▶ _EXERCISE_: Using the records below, please work out how many lines contain "населению"; answer with the number alone.

▶ _SOURCE MATERIAL_:
§ §

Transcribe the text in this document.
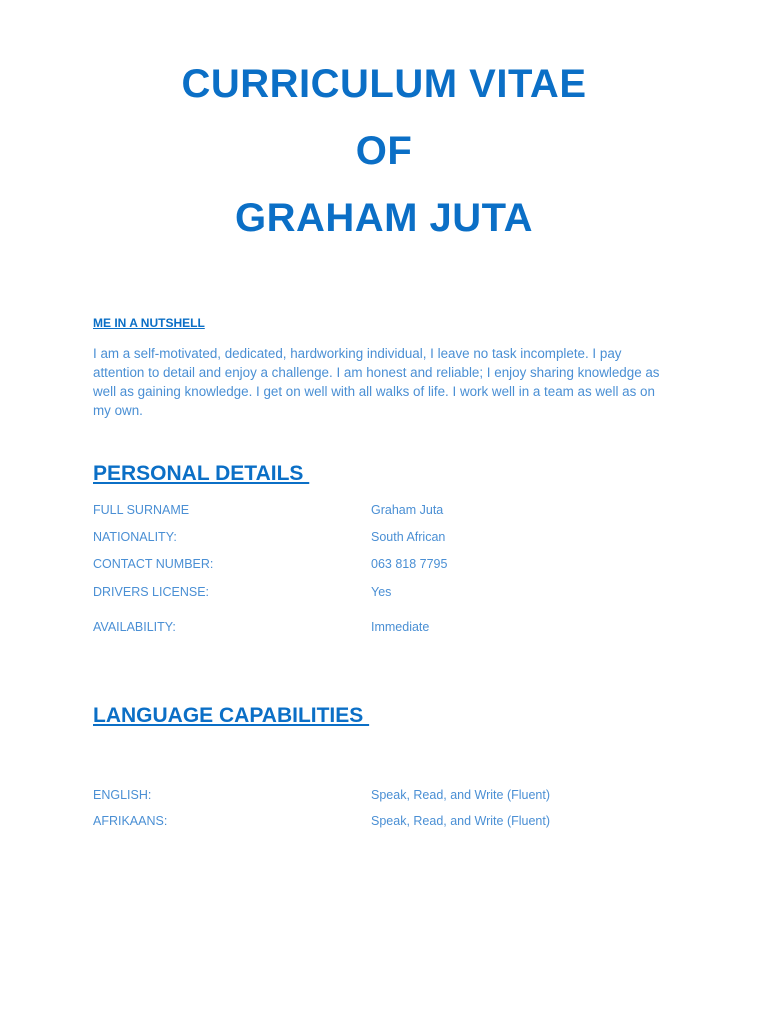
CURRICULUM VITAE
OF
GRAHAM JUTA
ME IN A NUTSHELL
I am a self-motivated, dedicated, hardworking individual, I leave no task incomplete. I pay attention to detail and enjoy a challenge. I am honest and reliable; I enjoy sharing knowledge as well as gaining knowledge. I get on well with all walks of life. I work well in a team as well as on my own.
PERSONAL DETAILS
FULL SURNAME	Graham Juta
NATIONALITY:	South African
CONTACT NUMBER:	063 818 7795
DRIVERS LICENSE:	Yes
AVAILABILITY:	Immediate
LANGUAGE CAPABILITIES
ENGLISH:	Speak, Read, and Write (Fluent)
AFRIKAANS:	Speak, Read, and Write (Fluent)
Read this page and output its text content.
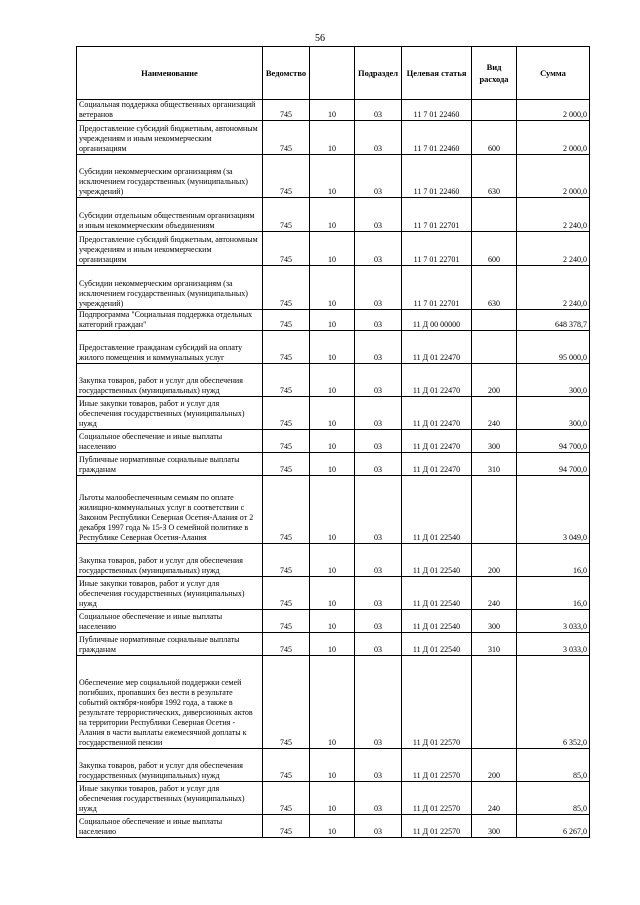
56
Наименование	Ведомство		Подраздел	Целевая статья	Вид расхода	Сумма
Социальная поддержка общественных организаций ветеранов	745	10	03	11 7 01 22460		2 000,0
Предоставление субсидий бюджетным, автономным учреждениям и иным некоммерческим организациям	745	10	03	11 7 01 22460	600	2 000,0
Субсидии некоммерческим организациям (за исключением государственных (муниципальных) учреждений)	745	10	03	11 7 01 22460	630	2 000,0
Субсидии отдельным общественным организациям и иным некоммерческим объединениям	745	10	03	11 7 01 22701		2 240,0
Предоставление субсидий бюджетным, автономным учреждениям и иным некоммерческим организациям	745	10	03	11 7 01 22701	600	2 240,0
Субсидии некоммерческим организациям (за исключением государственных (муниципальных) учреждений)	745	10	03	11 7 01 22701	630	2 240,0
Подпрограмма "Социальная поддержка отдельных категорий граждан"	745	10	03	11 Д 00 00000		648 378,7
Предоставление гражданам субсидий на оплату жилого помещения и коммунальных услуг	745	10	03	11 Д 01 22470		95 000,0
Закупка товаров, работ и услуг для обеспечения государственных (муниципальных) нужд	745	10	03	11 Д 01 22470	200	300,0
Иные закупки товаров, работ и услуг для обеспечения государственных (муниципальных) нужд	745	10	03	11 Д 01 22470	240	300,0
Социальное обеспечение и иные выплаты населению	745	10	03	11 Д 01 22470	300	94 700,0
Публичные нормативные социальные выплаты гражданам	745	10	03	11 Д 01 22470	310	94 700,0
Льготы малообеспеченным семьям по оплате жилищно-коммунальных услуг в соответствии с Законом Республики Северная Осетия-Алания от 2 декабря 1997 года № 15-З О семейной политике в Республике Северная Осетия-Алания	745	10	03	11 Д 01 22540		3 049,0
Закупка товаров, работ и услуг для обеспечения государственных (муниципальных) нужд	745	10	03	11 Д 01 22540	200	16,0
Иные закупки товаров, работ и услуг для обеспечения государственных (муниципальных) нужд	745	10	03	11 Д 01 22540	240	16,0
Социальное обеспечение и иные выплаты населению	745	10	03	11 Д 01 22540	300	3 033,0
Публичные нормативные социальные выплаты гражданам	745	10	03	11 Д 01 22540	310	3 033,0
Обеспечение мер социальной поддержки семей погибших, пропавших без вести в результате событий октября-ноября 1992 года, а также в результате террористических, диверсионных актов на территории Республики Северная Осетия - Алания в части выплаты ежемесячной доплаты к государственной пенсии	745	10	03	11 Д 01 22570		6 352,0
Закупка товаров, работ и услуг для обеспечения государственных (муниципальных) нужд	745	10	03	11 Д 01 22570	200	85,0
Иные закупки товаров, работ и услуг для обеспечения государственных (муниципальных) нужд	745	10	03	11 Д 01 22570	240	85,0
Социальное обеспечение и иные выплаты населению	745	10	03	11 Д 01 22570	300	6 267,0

§ §

▶ _THE ANSWER_: 3